» Provided records
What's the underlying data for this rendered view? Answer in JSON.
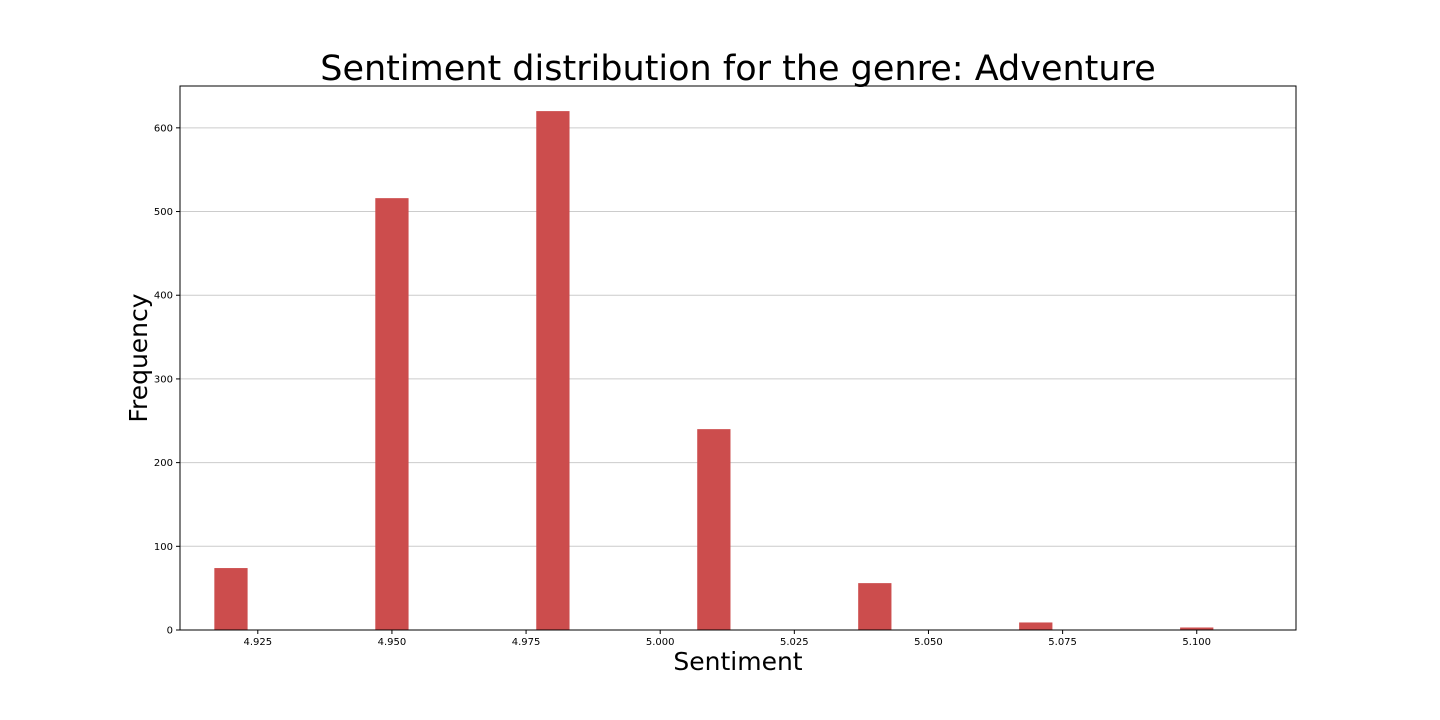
{
  "chart_data": {
    "type": "bar",
    "title": "Sentiment distribution for the genre: Adventure",
    "xlabel": "Sentiment",
    "ylabel": "Frequency",
    "xlim": [
      4.9105,
      5.1185
    ],
    "ylim": [
      0,
      650
    ],
    "bar_width": 0.01,
    "x": [
      4.92,
      4.95,
      4.98,
      5.01,
      5.04,
      5.07,
      5.1
    ],
    "values": [
      74,
      516,
      620,
      240,
      56,
      9,
      3
    ],
    "x_ticks": [
      4.925,
      4.95,
      4.975,
      5.0,
      5.025,
      5.05,
      5.075,
      5.1
    ],
    "x_tick_labels": [
      "4.925",
      "4.950",
      "4.975",
      "5.000",
      "5.025",
      "5.050",
      "5.075",
      "5.100"
    ],
    "y_ticks": [
      0,
      100,
      200,
      300,
      400,
      500,
      600
    ],
    "y_tick_labels": [
      "0",
      "100",
      "200",
      "300",
      "400",
      "500",
      "600"
    ],
    "grid": "y-axis horizontal lines",
    "colors": {
      "bar": "#cc4d4d",
      "grid": "#cccccc",
      "frame": "#000000"
    }
  }
}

» Task brief
Leave the pictures out and output the rest of the listing exactly.

» Output of the task
What's the underlying data for this rendered view? Answer in JSON.
{
  "chart_data": {
    "type": "bar",
    "title": "Sentiment distribution for the genre: Adventure",
    "xlabel": "Sentiment",
    "ylabel": "Frequency",
    "xlim": [
      4.9105,
      5.1185
    ],
    "ylim": [
      0,
      650
    ],
    "bar_width": 0.01,
    "x": [
      4.92,
      4.95,
      4.98,
      5.01,
      5.04,
      5.07,
      5.1
    ],
    "values": [
      74,
      516,
      620,
      240,
      56,
      9,
      3
    ],
    "x_ticks": [
      4.925,
      4.95,
      4.975,
      5.0,
      5.025,
      5.05,
      5.075,
      5.1
    ],
    "x_tick_labels": [
      "4.925",
      "4.950",
      "4.975",
      "5.000",
      "5.025",
      "5.050",
      "5.075",
      "5.100"
    ],
    "y_ticks": [
      0,
      100,
      200,
      300,
      400,
      500,
      600
    ],
    "y_tick_labels": [
      "0",
      "100",
      "200",
      "300",
      "400",
      "500",
      "600"
    ],
    "grid": "y-axis horizontal lines",
    "colors": {
      "bar": "#cc4d4d",
      "grid": "#cccccc",
      "frame": "#000000"
    }
  }
}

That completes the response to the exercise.